◆ Problem statement
Identify the lines bearing the string "image" and gather them.

◆ Extracted information
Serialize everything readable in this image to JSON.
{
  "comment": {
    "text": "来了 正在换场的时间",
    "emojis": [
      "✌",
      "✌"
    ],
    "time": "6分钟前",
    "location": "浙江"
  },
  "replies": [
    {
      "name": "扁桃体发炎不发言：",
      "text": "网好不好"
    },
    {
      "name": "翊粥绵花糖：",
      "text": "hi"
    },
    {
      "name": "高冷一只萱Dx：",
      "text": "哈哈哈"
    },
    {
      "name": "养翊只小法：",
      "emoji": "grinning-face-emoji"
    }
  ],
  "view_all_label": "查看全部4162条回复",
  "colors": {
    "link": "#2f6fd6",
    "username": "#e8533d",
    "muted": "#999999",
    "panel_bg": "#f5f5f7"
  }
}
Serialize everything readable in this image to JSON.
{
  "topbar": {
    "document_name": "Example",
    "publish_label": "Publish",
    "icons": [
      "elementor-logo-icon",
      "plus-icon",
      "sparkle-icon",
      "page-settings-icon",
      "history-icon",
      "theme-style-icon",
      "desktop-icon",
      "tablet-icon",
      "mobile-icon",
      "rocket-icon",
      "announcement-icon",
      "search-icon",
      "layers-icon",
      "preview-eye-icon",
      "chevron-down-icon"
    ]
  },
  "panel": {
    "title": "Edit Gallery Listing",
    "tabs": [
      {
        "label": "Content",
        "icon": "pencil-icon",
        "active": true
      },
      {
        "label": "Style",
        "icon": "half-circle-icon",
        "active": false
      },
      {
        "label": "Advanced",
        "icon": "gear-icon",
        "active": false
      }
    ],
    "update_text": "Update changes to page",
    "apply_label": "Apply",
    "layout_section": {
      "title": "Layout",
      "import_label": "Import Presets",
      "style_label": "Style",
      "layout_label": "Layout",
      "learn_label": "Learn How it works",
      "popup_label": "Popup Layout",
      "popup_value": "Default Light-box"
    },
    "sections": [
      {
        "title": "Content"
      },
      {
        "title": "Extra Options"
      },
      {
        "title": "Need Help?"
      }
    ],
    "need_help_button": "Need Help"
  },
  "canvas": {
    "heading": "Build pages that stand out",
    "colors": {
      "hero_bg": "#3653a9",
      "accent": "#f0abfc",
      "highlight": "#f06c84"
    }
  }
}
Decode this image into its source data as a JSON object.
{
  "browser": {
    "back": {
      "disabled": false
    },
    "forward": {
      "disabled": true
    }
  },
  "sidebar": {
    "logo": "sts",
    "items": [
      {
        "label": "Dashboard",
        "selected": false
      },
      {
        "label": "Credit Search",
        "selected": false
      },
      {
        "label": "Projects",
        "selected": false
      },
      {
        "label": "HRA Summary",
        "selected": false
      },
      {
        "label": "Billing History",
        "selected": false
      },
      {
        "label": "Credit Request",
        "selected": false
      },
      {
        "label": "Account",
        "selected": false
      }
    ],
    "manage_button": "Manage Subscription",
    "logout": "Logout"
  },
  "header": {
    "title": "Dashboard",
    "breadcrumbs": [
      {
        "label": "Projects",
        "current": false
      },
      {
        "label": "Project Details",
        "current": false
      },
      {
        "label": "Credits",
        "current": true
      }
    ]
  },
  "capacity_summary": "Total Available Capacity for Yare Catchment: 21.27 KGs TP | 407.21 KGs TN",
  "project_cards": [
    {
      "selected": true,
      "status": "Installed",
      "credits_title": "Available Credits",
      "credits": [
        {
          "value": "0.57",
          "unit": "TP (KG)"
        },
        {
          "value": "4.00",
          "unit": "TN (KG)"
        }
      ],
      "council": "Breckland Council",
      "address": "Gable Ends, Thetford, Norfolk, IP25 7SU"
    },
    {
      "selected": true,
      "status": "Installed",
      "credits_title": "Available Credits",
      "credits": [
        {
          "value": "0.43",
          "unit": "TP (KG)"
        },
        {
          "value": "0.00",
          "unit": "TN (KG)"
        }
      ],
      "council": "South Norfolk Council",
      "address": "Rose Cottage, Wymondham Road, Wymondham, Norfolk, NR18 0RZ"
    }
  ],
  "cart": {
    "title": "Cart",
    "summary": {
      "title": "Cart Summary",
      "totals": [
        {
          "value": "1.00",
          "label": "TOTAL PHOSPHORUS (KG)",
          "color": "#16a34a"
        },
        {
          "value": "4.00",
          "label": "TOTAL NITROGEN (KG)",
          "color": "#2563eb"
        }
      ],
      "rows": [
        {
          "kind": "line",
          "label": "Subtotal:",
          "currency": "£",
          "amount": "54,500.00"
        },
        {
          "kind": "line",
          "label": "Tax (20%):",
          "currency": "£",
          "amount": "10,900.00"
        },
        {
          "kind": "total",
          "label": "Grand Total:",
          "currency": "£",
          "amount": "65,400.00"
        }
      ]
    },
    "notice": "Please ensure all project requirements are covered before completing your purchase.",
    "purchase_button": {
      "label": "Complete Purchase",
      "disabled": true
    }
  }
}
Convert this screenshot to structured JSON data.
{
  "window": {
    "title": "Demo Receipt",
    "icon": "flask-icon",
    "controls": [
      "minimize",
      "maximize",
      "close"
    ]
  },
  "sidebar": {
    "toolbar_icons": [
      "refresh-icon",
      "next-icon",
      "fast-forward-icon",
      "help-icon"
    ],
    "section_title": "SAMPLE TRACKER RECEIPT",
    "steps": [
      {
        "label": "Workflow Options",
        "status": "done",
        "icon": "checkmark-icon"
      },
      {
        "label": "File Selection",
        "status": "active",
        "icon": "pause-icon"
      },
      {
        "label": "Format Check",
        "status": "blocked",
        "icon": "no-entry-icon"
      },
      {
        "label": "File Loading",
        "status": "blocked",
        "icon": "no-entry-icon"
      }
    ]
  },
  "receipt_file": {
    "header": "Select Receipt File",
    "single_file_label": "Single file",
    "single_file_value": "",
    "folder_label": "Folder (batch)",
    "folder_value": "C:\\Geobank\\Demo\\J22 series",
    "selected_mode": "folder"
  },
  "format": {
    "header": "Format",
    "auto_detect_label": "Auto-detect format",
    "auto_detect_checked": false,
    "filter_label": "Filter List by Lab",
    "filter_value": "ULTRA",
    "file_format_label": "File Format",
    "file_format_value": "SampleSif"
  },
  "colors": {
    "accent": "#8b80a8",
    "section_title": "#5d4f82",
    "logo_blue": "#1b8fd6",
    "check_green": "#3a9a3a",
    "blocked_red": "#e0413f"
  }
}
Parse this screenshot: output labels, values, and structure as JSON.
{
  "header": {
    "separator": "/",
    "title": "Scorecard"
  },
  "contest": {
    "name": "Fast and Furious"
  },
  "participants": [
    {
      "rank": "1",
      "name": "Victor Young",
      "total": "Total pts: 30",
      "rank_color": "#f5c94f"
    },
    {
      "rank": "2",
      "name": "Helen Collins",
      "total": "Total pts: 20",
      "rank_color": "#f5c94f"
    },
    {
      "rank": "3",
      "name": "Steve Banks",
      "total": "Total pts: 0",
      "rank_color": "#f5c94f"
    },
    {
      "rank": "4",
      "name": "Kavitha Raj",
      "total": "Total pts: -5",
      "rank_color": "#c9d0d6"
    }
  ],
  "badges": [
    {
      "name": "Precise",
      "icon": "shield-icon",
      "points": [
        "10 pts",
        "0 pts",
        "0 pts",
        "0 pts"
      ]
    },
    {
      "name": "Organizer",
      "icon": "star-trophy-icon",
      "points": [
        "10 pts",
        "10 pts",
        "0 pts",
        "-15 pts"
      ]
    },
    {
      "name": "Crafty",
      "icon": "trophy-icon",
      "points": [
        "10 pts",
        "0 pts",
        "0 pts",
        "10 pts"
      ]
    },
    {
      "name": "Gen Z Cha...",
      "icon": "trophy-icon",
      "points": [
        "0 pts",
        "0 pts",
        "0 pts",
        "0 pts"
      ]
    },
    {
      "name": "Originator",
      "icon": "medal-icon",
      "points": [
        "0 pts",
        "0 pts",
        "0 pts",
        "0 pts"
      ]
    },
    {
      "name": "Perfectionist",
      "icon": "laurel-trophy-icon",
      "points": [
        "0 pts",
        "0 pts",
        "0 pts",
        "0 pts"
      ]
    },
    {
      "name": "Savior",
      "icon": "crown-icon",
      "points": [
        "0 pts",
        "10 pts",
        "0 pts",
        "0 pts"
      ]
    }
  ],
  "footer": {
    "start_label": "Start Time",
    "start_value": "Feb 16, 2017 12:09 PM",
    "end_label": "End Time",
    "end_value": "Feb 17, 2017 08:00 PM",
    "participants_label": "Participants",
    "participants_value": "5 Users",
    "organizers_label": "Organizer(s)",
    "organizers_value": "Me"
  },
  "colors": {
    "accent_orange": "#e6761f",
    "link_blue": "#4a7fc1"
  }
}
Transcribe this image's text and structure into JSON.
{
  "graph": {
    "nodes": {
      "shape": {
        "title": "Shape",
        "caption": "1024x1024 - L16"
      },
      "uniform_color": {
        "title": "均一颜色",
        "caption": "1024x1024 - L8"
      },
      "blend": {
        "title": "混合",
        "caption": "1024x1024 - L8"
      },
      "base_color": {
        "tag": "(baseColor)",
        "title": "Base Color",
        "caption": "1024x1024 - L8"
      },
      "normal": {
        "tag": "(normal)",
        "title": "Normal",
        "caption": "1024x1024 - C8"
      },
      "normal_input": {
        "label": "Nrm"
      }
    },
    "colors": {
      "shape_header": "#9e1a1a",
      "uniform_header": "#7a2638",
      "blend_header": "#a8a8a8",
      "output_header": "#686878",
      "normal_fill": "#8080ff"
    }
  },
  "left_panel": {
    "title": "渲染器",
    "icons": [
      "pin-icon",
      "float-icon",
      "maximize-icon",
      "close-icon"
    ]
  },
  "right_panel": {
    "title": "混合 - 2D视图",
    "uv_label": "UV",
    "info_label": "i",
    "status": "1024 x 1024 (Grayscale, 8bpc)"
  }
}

◆ Exercise answer
Serialize everything readable in this image to JSON.
Serialize everything readable in this image to JSON.
Decode this image into its source data as a JSON object.
Transcribe this image's text and structure into JSON.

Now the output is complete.